* [TASK DETAILS]: Work out how many lines hold the string "label". The answer is a single number, nothing more.

(Dataset rows about figures)
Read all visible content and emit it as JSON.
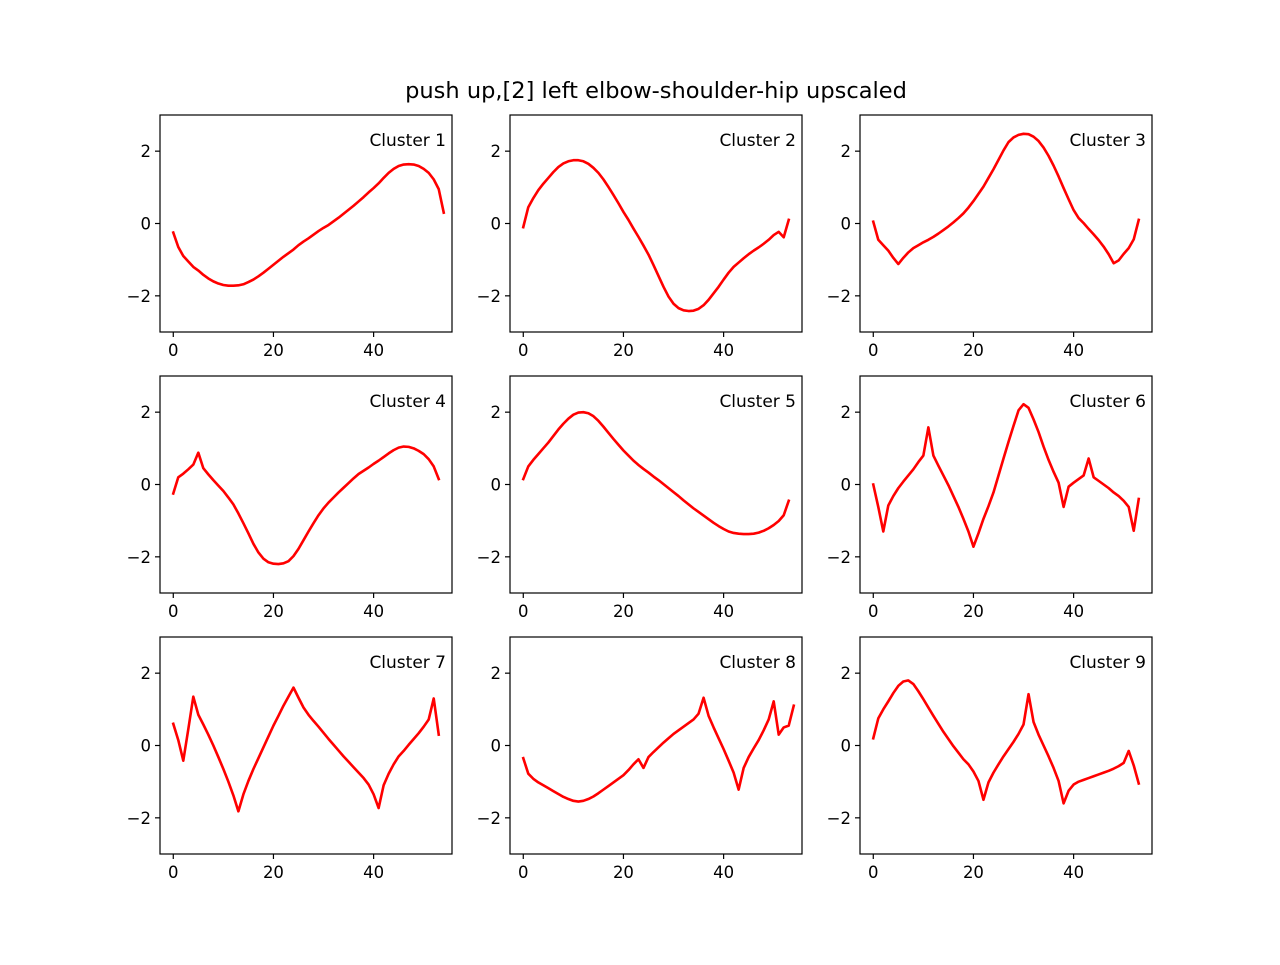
{
  "figure": {
    "title": "push up,[2] left elbow-shoulder-hip upscaled",
    "line_color": "#ff0000",
    "frame_color": "#000000",
    "background": "#ffffff"
  },
  "chart_data": [
    {
      "type": "line",
      "label": "Cluster 1",
      "x_start": 0,
      "x_step": 1,
      "xlim": [
        -2.65,
        55.65
      ],
      "ylim": [
        -3,
        3
      ],
      "xticks": [
        0,
        20,
        40
      ],
      "yticks": [
        -2,
        0,
        2
      ],
      "grid": false,
      "legend": "none",
      "values": [
        -0.25,
        -0.65,
        -0.9,
        -1.05,
        -1.2,
        -1.3,
        -1.42,
        -1.52,
        -1.6,
        -1.66,
        -1.7,
        -1.72,
        -1.72,
        -1.71,
        -1.68,
        -1.62,
        -1.55,
        -1.46,
        -1.36,
        -1.25,
        -1.14,
        -1.03,
        -0.92,
        -0.82,
        -0.72,
        -0.6,
        -0.5,
        -0.41,
        -0.31,
        -0.21,
        -0.12,
        -0.04,
        0.06,
        0.16,
        0.27,
        0.38,
        0.49,
        0.61,
        0.73,
        0.86,
        0.98,
        1.11,
        1.26,
        1.4,
        1.51,
        1.59,
        1.63,
        1.64,
        1.63,
        1.59,
        1.51,
        1.4,
        1.22,
        0.95,
        0.3
      ]
    },
    {
      "type": "line",
      "label": "Cluster 2",
      "x_start": 0,
      "x_step": 1,
      "xlim": [
        -2.65,
        55.65
      ],
      "ylim": [
        -3,
        3
      ],
      "xticks": [
        0,
        20,
        40
      ],
      "yticks": [
        -2,
        0,
        2
      ],
      "grid": false,
      "legend": "none",
      "values": [
        -0.1,
        0.45,
        0.7,
        0.92,
        1.1,
        1.26,
        1.42,
        1.56,
        1.66,
        1.72,
        1.75,
        1.75,
        1.72,
        1.65,
        1.54,
        1.4,
        1.22,
        1.01,
        0.79,
        0.56,
        0.32,
        0.1,
        -0.14,
        -0.37,
        -0.61,
        -0.86,
        -1.15,
        -1.45,
        -1.75,
        -2.02,
        -2.22,
        -2.34,
        -2.4,
        -2.42,
        -2.41,
        -2.36,
        -2.26,
        -2.11,
        -1.93,
        -1.75,
        -1.55,
        -1.36,
        -1.2,
        -1.08,
        -0.96,
        -0.85,
        -0.75,
        -0.66,
        -0.56,
        -0.45,
        -0.32,
        -0.23,
        -0.38,
        0.1
      ]
    },
    {
      "type": "line",
      "label": "Cluster 3",
      "x_start": 0,
      "x_step": 1,
      "xlim": [
        -2.65,
        55.65
      ],
      "ylim": [
        -3,
        3
      ],
      "xticks": [
        0,
        20,
        40
      ],
      "yticks": [
        -2,
        0,
        2
      ],
      "grid": false,
      "legend": "none",
      "values": [
        0.05,
        -0.45,
        -0.6,
        -0.75,
        -0.95,
        -1.12,
        -0.95,
        -0.8,
        -0.68,
        -0.6,
        -0.52,
        -0.45,
        -0.37,
        -0.28,
        -0.18,
        -0.08,
        0.03,
        0.15,
        0.28,
        0.44,
        0.62,
        0.82,
        1.02,
        1.26,
        1.5,
        1.76,
        2.02,
        2.25,
        2.38,
        2.45,
        2.48,
        2.47,
        2.4,
        2.28,
        2.1,
        1.87,
        1.6,
        1.3,
        0.98,
        0.67,
        0.37,
        0.15,
        0.01,
        -0.15,
        -0.3,
        -0.46,
        -0.64,
        -0.85,
        -1.1,
        -1.02,
        -0.84,
        -0.68,
        -0.44,
        0.1
      ]
    },
    {
      "type": "line",
      "label": "Cluster 4",
      "x_start": 0,
      "x_step": 1,
      "xlim": [
        -2.65,
        55.65
      ],
      "ylim": [
        -3,
        3
      ],
      "xticks": [
        0,
        20,
        40
      ],
      "yticks": [
        -2,
        0,
        2
      ],
      "grid": false,
      "legend": "none",
      "values": [
        -0.25,
        0.2,
        0.3,
        0.42,
        0.55,
        0.88,
        0.45,
        0.28,
        0.12,
        -0.03,
        -0.18,
        -0.36,
        -0.55,
        -0.8,
        -1.07,
        -1.35,
        -1.64,
        -1.88,
        -2.05,
        -2.15,
        -2.19,
        -2.2,
        -2.18,
        -2.12,
        -1.98,
        -1.78,
        -1.54,
        -1.3,
        -1.07,
        -0.85,
        -0.66,
        -0.5,
        -0.36,
        -0.22,
        -0.09,
        0.04,
        0.17,
        0.29,
        0.38,
        0.47,
        0.57,
        0.66,
        0.76,
        0.86,
        0.95,
        1.02,
        1.05,
        1.04,
        1.0,
        0.93,
        0.84,
        0.7,
        0.5,
        0.15
      ]
    },
    {
      "type": "line",
      "label": "Cluster 5",
      "x_start": 0,
      "x_step": 1,
      "xlim": [
        -2.65,
        55.65
      ],
      "ylim": [
        -3,
        3
      ],
      "xticks": [
        0,
        20,
        40
      ],
      "yticks": [
        -2,
        0,
        2
      ],
      "grid": false,
      "legend": "none",
      "values": [
        0.15,
        0.5,
        0.68,
        0.84,
        1.0,
        1.16,
        1.34,
        1.52,
        1.68,
        1.82,
        1.93,
        1.99,
        2.0,
        1.97,
        1.89,
        1.76,
        1.6,
        1.43,
        1.26,
        1.1,
        0.94,
        0.8,
        0.66,
        0.54,
        0.43,
        0.33,
        0.22,
        0.12,
        0.01,
        -0.1,
        -0.21,
        -0.32,
        -0.44,
        -0.55,
        -0.66,
        -0.76,
        -0.86,
        -0.96,
        -1.06,
        -1.15,
        -1.23,
        -1.3,
        -1.34,
        -1.36,
        -1.37,
        -1.37,
        -1.36,
        -1.33,
        -1.28,
        -1.21,
        -1.12,
        -1.01,
        -0.85,
        -0.45
      ]
    },
    {
      "type": "line",
      "label": "Cluster 6",
      "x_start": 0,
      "x_step": 1,
      "xlim": [
        -2.65,
        55.65
      ],
      "ylim": [
        -3,
        3
      ],
      "xticks": [
        0,
        20,
        40
      ],
      "yticks": [
        -2,
        0,
        2
      ],
      "grid": false,
      "legend": "none",
      "values": [
        0.0,
        -0.62,
        -1.3,
        -0.58,
        -0.32,
        -0.1,
        0.08,
        0.25,
        0.42,
        0.62,
        0.8,
        1.58,
        0.8,
        0.52,
        0.25,
        -0.02,
        -0.32,
        -0.62,
        -0.95,
        -1.3,
        -1.72,
        -1.35,
        -0.95,
        -0.6,
        -0.22,
        0.25,
        0.72,
        1.18,
        1.62,
        2.05,
        2.22,
        2.12,
        1.8,
        1.45,
        1.05,
        0.68,
        0.35,
        0.05,
        -0.62,
        -0.06,
        0.05,
        0.15,
        0.25,
        0.72,
        0.2,
        0.1,
        0.0,
        -0.1,
        -0.22,
        -0.32,
        -0.45,
        -0.62,
        -1.28,
        -0.4
      ]
    },
    {
      "type": "line",
      "label": "Cluster 7",
      "x_start": 0,
      "x_step": 1,
      "xlim": [
        -2.65,
        55.65
      ],
      "ylim": [
        -3,
        3
      ],
      "xticks": [
        0,
        20,
        40
      ],
      "yticks": [
        -2,
        0,
        2
      ],
      "grid": false,
      "legend": "none",
      "values": [
        0.6,
        0.15,
        -0.42,
        0.45,
        1.35,
        0.85,
        0.58,
        0.3,
        0.0,
        -0.32,
        -0.65,
        -1.0,
        -1.38,
        -1.82,
        -1.35,
        -0.98,
        -0.65,
        -0.35,
        -0.05,
        0.25,
        0.55,
        0.82,
        1.1,
        1.35,
        1.6,
        1.32,
        1.05,
        0.85,
        0.68,
        0.52,
        0.35,
        0.18,
        0.02,
        -0.14,
        -0.3,
        -0.45,
        -0.6,
        -0.75,
        -0.9,
        -1.08,
        -1.35,
        -1.73,
        -1.1,
        -0.78,
        -0.52,
        -0.3,
        -0.15,
        0.02,
        0.18,
        0.34,
        0.52,
        0.72,
        1.3,
        0.3
      ]
    },
    {
      "type": "line",
      "label": "Cluster 8",
      "x_start": 0,
      "x_step": 1,
      "xlim": [
        -2.65,
        55.65
      ],
      "ylim": [
        -3,
        3
      ],
      "xticks": [
        0,
        20,
        40
      ],
      "yticks": [
        -2,
        0,
        2
      ],
      "grid": false,
      "legend": "none",
      "values": [
        -0.35,
        -0.78,
        -0.92,
        -1.02,
        -1.1,
        -1.18,
        -1.26,
        -1.34,
        -1.42,
        -1.48,
        -1.53,
        -1.55,
        -1.53,
        -1.48,
        -1.41,
        -1.32,
        -1.22,
        -1.12,
        -1.02,
        -0.92,
        -0.82,
        -0.68,
        -0.52,
        -0.38,
        -0.62,
        -0.32,
        -0.18,
        -0.05,
        0.08,
        0.2,
        0.32,
        0.42,
        0.52,
        0.62,
        0.72,
        0.88,
        1.32,
        0.82,
        0.5,
        0.2,
        -0.1,
        -0.42,
        -0.75,
        -1.22,
        -0.62,
        -0.32,
        -0.08,
        0.15,
        0.42,
        0.72,
        1.22,
        0.3,
        0.5,
        0.55,
        1.1
      ]
    },
    {
      "type": "line",
      "label": "Cluster 9",
      "x_start": 0,
      "x_step": 1,
      "xlim": [
        -2.65,
        55.65
      ],
      "ylim": [
        -3,
        3
      ],
      "xticks": [
        0,
        20,
        40
      ],
      "yticks": [
        -2,
        0,
        2
      ],
      "grid": false,
      "legend": "none",
      "values": [
        0.2,
        0.75,
        1.0,
        1.22,
        1.45,
        1.65,
        1.77,
        1.8,
        1.7,
        1.5,
        1.28,
        1.05,
        0.82,
        0.6,
        0.38,
        0.18,
        -0.02,
        -0.2,
        -0.38,
        -0.52,
        -0.72,
        -0.98,
        -1.5,
        -1.02,
        -0.75,
        -0.52,
        -0.3,
        -0.1,
        0.1,
        0.32,
        0.58,
        1.42,
        0.65,
        0.3,
        0.0,
        -0.3,
        -0.62,
        -0.98,
        -1.6,
        -1.25,
        -1.08,
        -1.0,
        -0.95,
        -0.9,
        -0.85,
        -0.8,
        -0.75,
        -0.7,
        -0.64,
        -0.57,
        -0.48,
        -0.15,
        -0.55,
        -1.05
      ]
    }
  ]
}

* [FINAL ANSWER]: 9